Data entries for graphics:
+++++

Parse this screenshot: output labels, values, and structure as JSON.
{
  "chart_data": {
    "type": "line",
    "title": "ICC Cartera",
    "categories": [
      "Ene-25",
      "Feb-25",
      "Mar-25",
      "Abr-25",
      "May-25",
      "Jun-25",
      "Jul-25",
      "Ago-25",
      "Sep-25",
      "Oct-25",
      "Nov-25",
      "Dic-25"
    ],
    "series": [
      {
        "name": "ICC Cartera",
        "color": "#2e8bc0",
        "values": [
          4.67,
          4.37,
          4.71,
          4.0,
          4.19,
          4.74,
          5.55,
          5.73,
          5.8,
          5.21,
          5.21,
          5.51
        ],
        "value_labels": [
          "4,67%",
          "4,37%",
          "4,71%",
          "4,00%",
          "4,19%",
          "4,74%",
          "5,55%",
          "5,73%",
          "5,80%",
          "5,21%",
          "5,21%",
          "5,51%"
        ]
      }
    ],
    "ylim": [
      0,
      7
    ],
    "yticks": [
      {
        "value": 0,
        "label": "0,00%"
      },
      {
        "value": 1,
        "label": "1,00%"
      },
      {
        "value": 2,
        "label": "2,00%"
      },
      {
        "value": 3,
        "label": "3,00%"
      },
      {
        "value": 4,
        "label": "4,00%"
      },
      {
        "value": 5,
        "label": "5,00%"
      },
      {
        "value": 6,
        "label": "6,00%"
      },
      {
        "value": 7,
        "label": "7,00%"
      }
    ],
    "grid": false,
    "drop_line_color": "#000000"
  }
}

+++++

* Work to be completed *
The records above should be repeated in full, exactly as given.

* The reply *
Parse this screenshot: output labels, values, and structure as JSON.
{
  "chart_data": {
    "type": "line",
    "title": "ICC Cartera",
    "categories": [
      "Ene-25",
      "Feb-25",
      "Mar-25",
      "Abr-25",
      "May-25",
      "Jun-25",
      "Jul-25",
      "Ago-25",
      "Sep-25",
      "Oct-25",
      "Nov-25",
      "Dic-25"
    ],
    "series": [
      {
        "name": "ICC Cartera",
        "color": "#2e8bc0",
        "values": [
          4.67,
          4.37,
          4.71,
          4.0,
          4.19,
          4.74,
          5.55,
          5.73,
          5.8,
          5.21,
          5.21,
          5.51
        ],
        "value_labels": [
          "4,67%",
          "4,37%",
          "4,71%",
          "4,00%",
          "4,19%",
          "4,74%",
          "5,55%",
          "5,73%",
          "5,80%",
          "5,21%",
          "5,21%",
          "5,51%"
        ]
      }
    ],
    "ylim": [
      0,
      7
    ],
    "yticks": [
      {
        "value": 0,
        "label": "0,00%"
      },
      {
        "value": 1,
        "label": "1,00%"
      },
      {
        "value": 2,
        "label": "2,00%"
      },
      {
        "value": 3,
        "label": "3,00%"
      },
      {
        "value": 4,
        "label": "4,00%"
      },
      {
        "value": 5,
        "label": "5,00%"
      },
      {
        "value": 6,
        "label": "6,00%"
      },
      {
        "value": 7,
        "label": "7,00%"
      }
    ],
    "grid": false,
    "drop_line_color": "#000000"
  }
}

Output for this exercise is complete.